Required task:
From the listing below, select every line where the word "this" appears.

Records shown:
[start]

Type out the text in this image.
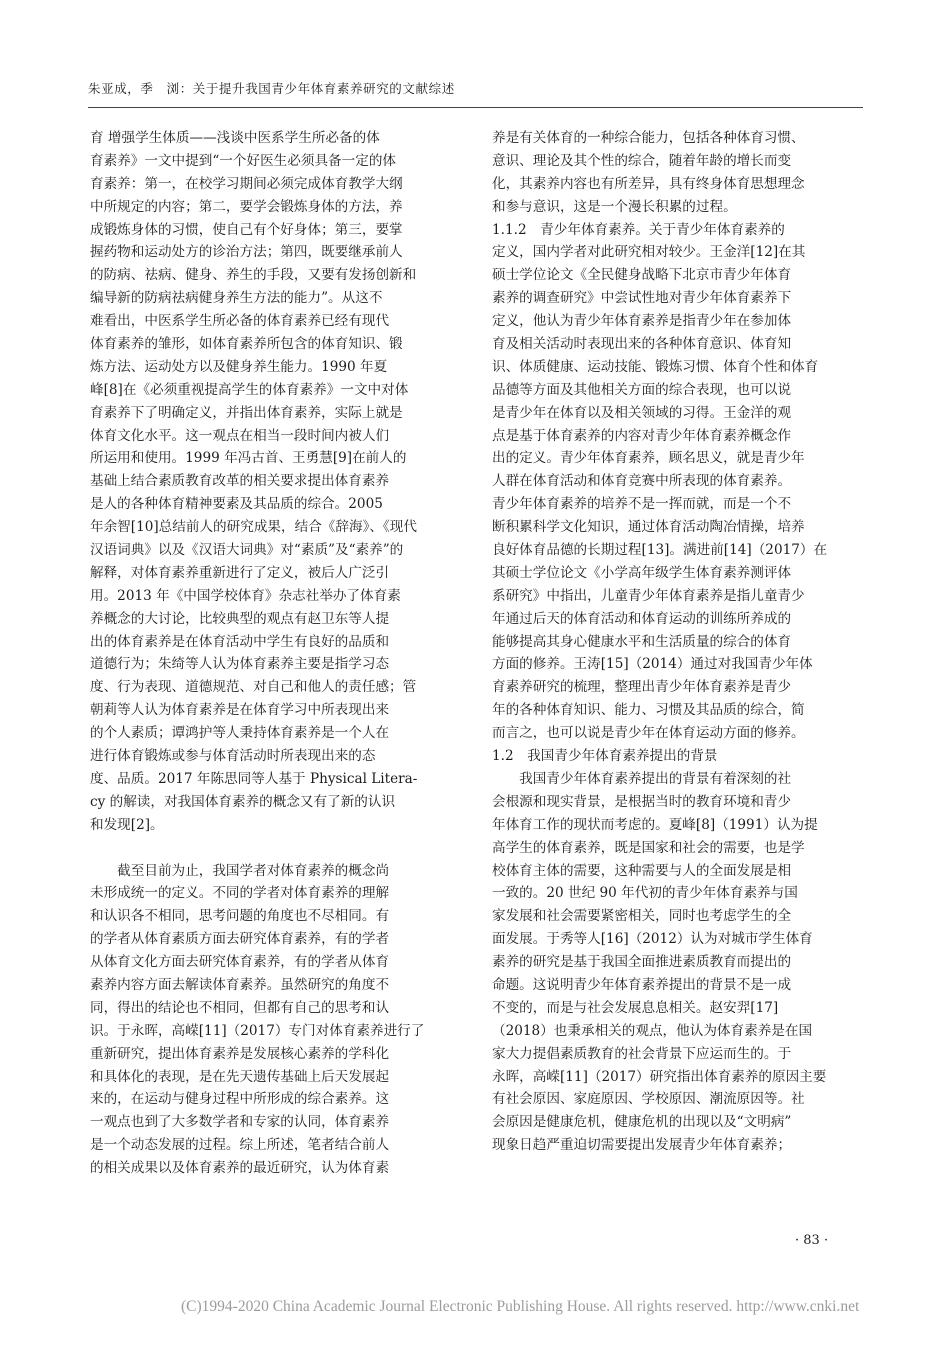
朱亚成，季　浏：关于提升我国青少年体育素养研究的文献综述
育 增强学生体质——浅谈中医系学生所必备的体
育素养》一文中提到“一个好医生必须具备一定的体
育素养：第一，在校学习期间必须完成体育教学大纲
中所规定的内容；第二，要学会锻炼身体的方法，养
成锻炼身体的习惯，使自己有个好身体；第三，要掌
握药物和运动处方的诊治方法；第四，既要继承前人
的防病、祛病、健身、养生的手段，又要有发扬创新和
编导新的防病祛病健身养生方法的能力”。从这不
难看出，中医系学生所必备的体育素养已经有现代
体育素养的雏形，如体育素养所包含的体育知识、锻
炼方法、运动处方以及健身养生能力。1990 年夏
峰[8]在《必须重视提高学生的体育素养》一文中对体
育素养下了明确定义，并指出体育素养，实际上就是
体育文化水平。这一观点在相当一段时间内被人们
所运用和使用。1999 年冯古首、王勇慧[9]在前人的
基础上结合素质教育改革的相关要求提出体育素养
是人的各种体育精神要素及其品质的综合。2005
年余智[10]总结前人的研究成果，结合《辞海》、《现代
汉语词典》以及《汉语大词典》对“素质”及“素养”的
解释，对体育素养重新进行了定义，被后人广泛引
用。2013 年《中国学校体育》杂志社举办了体育素
养概念的大讨论，比较典型的观点有赵卫东等人提
出的体育素养是在体育活动中学生有良好的品质和
道德行为；朱绮等人认为体育素养主要是指学习态
度、行为表现、道德规范、对自己和他人的责任感；管
朝莉等人认为体育素养是在体育学习中所表现出来
的个人素质；谭鸿护等人秉持体育素养是一个人在
进行体育锻炼或参与体育活动时所表现出来的态
度、品质。2017 年陈思同等人基于 Physical Litera-
cy 的解读，对我国体育素养的概念又有了新的认识
和发现[2]。
　　截至目前为止，我国学者对体育素养的概念尚
未形成统一的定义。不同的学者对体育素养的理解
和认识各不相同，思考问题的角度也不尽相同。有
的学者从体育素质方面去研究体育素养，有的学者
从体育文化方面去研究体育素养，有的学者从体育
素养内容方面去解读体育素养。虽然研究的角度不
同，得出的结论也不相同，但都有自己的思考和认
识。于永晖，高嵘[11]（2017）专门对体育素养进行了
重新研究，提出体育素养是发展核心素养的学科化
和具体化的表现，是在先天遗传基础上后天发展起
来的，在运动与健身过程中所形成的综合素养。这
一观点也到了大多数学者和专家的认同，体育素养
是一个动态发展的过程。综上所述，笔者结合前人
的相关成果以及体育素养的最近研究，认为体育素
养是有关体育的一种综合能力，包括各种体育习惯、
意识、理论及其个性的综合，随着年龄的增长而变
化，其素养内容也有所差异，具有终身体育思想理念
和参与意识，这是一个漫长积累的过程。
1.1.2　青少年体育素养。关于青少年体育素养的
定义，国内学者对此研究相对较少。王金洋[12]在其
硕士学位论文《全民健身战略下北京市青少年体育
素养的调查研究》中尝试性地对青少年体育素养下
定义，他认为青少年体育素养是指青少年在参加体
育及相关活动时表现出来的各种体育意识、体育知
识、体质健康、运动技能、锻炼习惯、体育个性和体育
品德等方面及其他相关方面的综合表现，也可以说
是青少年在体育以及相关领域的习得。王金洋的观
点是基于体育素养的内容对青少年体育素养概念作
出的定义。青少年体育素养，顾名思义，就是青少年
人群在体育活动和体育竞赛中所表现的体育素养。
青少年体育素养的培养不是一挥而就，而是一个不
断积累科学文化知识，通过体育活动陶冶情操，培养
良好体育品德的长期过程[13]。满进前[14]（2017）在
其硕士学位论文《小学高年级学生体育素养测评体
系研究》中指出，儿童青少年体育素养是指儿童青少
年通过后天的体育活动和体育运动的训练所养成的
能够提高其身心健康水平和生活质量的综合的体育
方面的修养。王涛[15]（2014）通过对我国青少年体
育素养研究的梳理，整理出青少年体育素养是青少
年的各种体育知识、能力、习惯及其品质的综合，简
而言之，也可以说是青少年在体育运动方面的修养。
1.2　我国青少年体育素养提出的背景
　　我国青少年体育素养提出的背景有着深刻的社
会根源和现实背景，是根据当时的教育环境和青少
年体育工作的现状而考虑的。夏峰[8]（1991）认为提
高学生的体育素养，既是国家和社会的需要，也是学
校体育主体的需要，这种需要与人的全面发展是相
一致的。20 世纪 90 年代初的青少年体育素养与国
家发展和社会需要紧密相关，同时也考虑学生的全
面发展。于秀等人[16]（2012）认为对城市学生体育
素养的研究是基于我国全面推进素质教育而提出的
命题。这说明青少年体育素养提出的背景不是一成
不变的，而是与社会发展息息相关。赵安羿[17]
（2018）也秉承相关的观点，他认为体育素养是在国
家大力提倡素质教育的社会背景下应运而生的。于
永晖，高嵘[11]（2017）研究指出体育素养的原因主要
有社会原因、家庭原因、学校原因、潮流原因等。社
会原因是健康危机，健康危机的出现以及“文明病”
现象日趋严重迫切需要提出发展青少年体育素养；
· 83 ·
(C)1994-2020 China Academic Journal Electronic Publishing House. All rights reserved. http://www.cnki.net
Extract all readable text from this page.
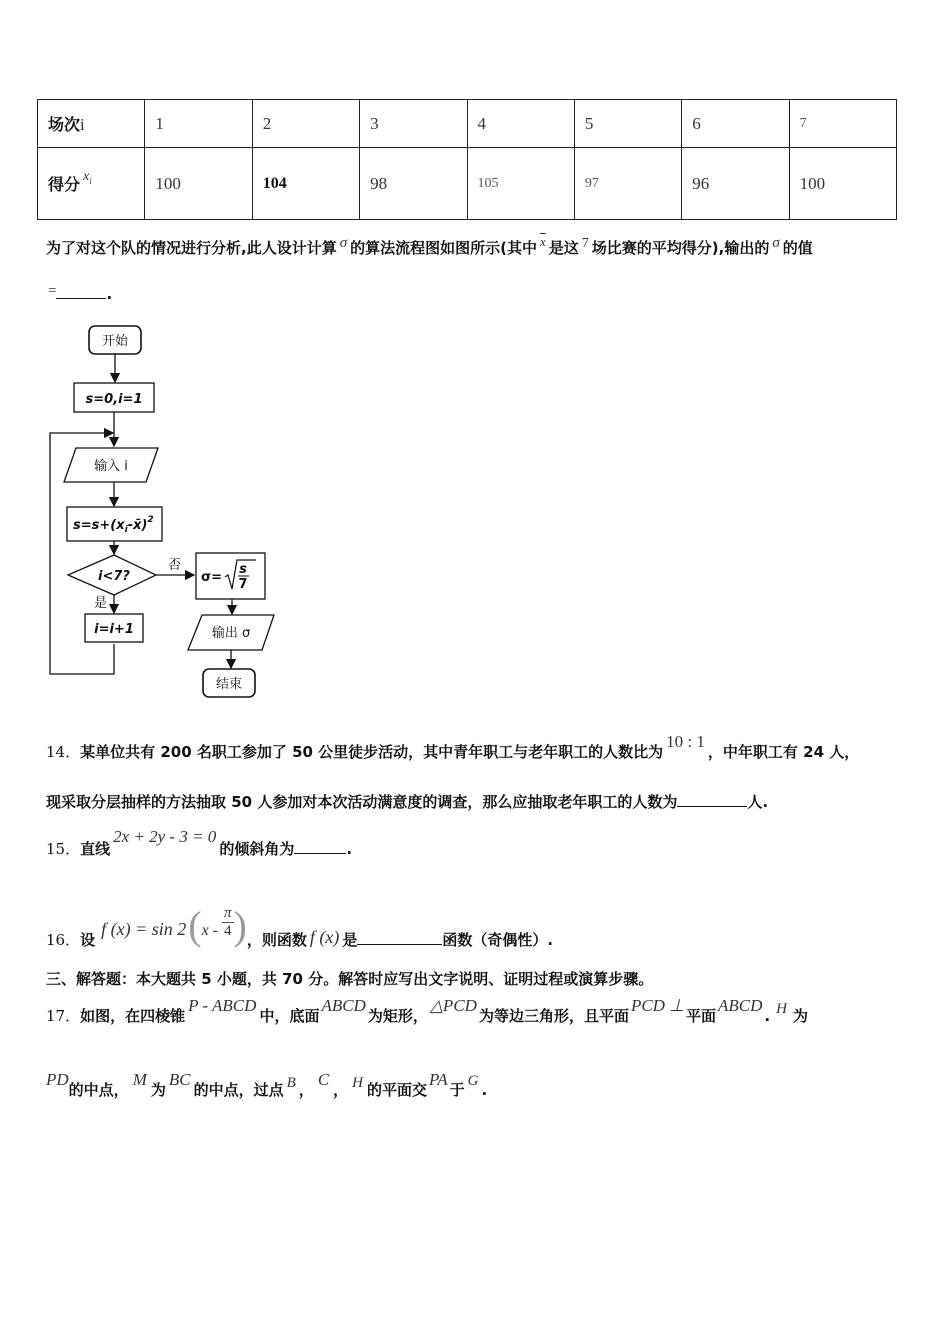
场次i	1	2	3	4	5	6	7
得分 $x_i$	100	104	98	105	97	96	100
为了对这个队的情况进行分析,此人设计计算 σ 的算法流程图如图所示(其中 $\overline{x}$ 是这 7 场比赛的平均得分),输出的 σ 的值
=	.
开始
s=0,i=1
输入 i
$s=s+(x_i-x̄)^2$
i<7?
否
σ=
s
7
输出 σ
结束
是
i=i+1
14．某单位共有 200 名职工参加了 50 公里徒步活动，其中青年职工与老年职工的人数比为10 : 1，中年职工有 24 人，
现采取分层抽样的方法抽取 50 人参加对本次活动满意度的调查，那么应抽取老年职工的人数为	人.
15．直线2x + 2y - 3 = 0的倾斜角为	.
16．设f $(x) = \sin 2(x - \frac{\pi}{4}$ )，则函数 f (x) 是	函数（奇偶性）.
三、解答题：本大题共 5 小题，共 70 分。解答时应写出文字说明、证明过程或演算步骤。
17．如图，在四棱锥P - ABCD中，底面ABCD为矩形，△PCD为等边三角形，且平面PCD ⊥平面ABCD. H 为
PD的中点，M为BC的中点，过点 B ，C， H 的平面交PA于 G .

[end]

Worked solution:
Type out the text in this image.
Extract all readable text from this page.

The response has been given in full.